:: EXERCISE DETAILS ::
Hunt for the word "British" across the entries below, copying each line that holds it.

(Data excerpts)

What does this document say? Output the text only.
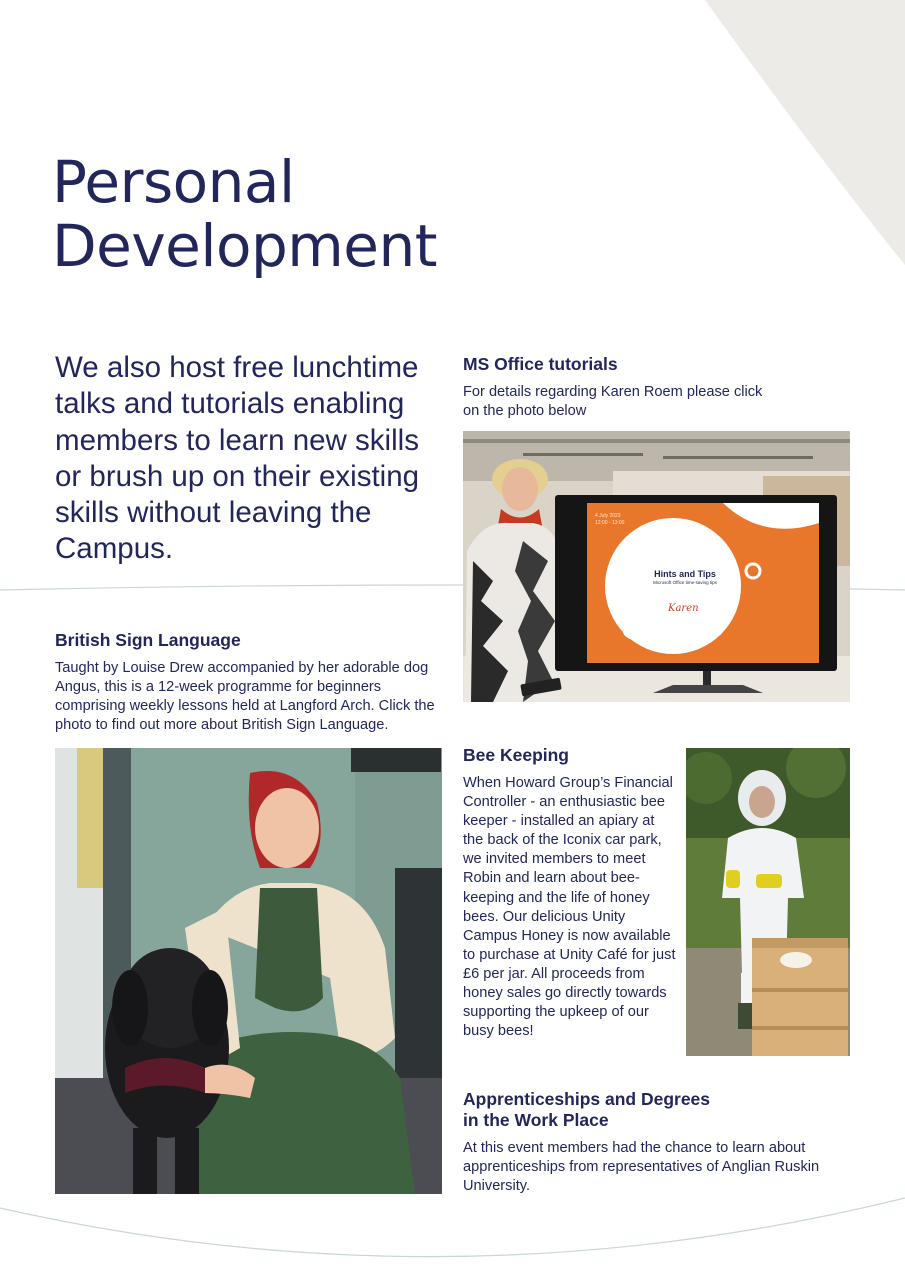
Personal
Development

We also host free lunchtime talks and tutorials enabling members to learn new skills or brush up on their existing skills without leaving the Campus.

MS Office tutorials

For details regarding Karen Roem please click on the photo below

4 July 2023
12:00 - 13:00
roem
Hints and Tips
Microsoft Office time-saving tips
Karen
British Sign Language

Taught by Louise Drew accompanied by her adorable dog Angus, this is a 12-week programme for beginners comprising weekly lessons held at Langford Arch. Click the photo to find out more about British Sign Language.

Bee Keeping

When Howard Group’s Financial Controller - an enthusiastic bee keeper - installed an apiary at the back of the Iconix car park, we invited members to meet Robin and learn about bee-keeping and the life of honey bees. Our delicious Unity Campus Honey is now available to purchase at Unity Café for just £6 per jar. All proceeds from honey sales go directly towards supporting the upkeep of our busy bees!

Apprenticeships and Degrees
in the Work Place

At this event members had the chance to learn about apprenticeships from representatives of Anglian Ruskin University.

:: WRITTEN SOLUTION ::
British Sign Language
Taught by Louise Drew accompanied by her adorable dog Angus, this is a 12-week programme for beginners comprising weekly lessons held at Langford Arch. Click the photo to find out more about British Sign Language.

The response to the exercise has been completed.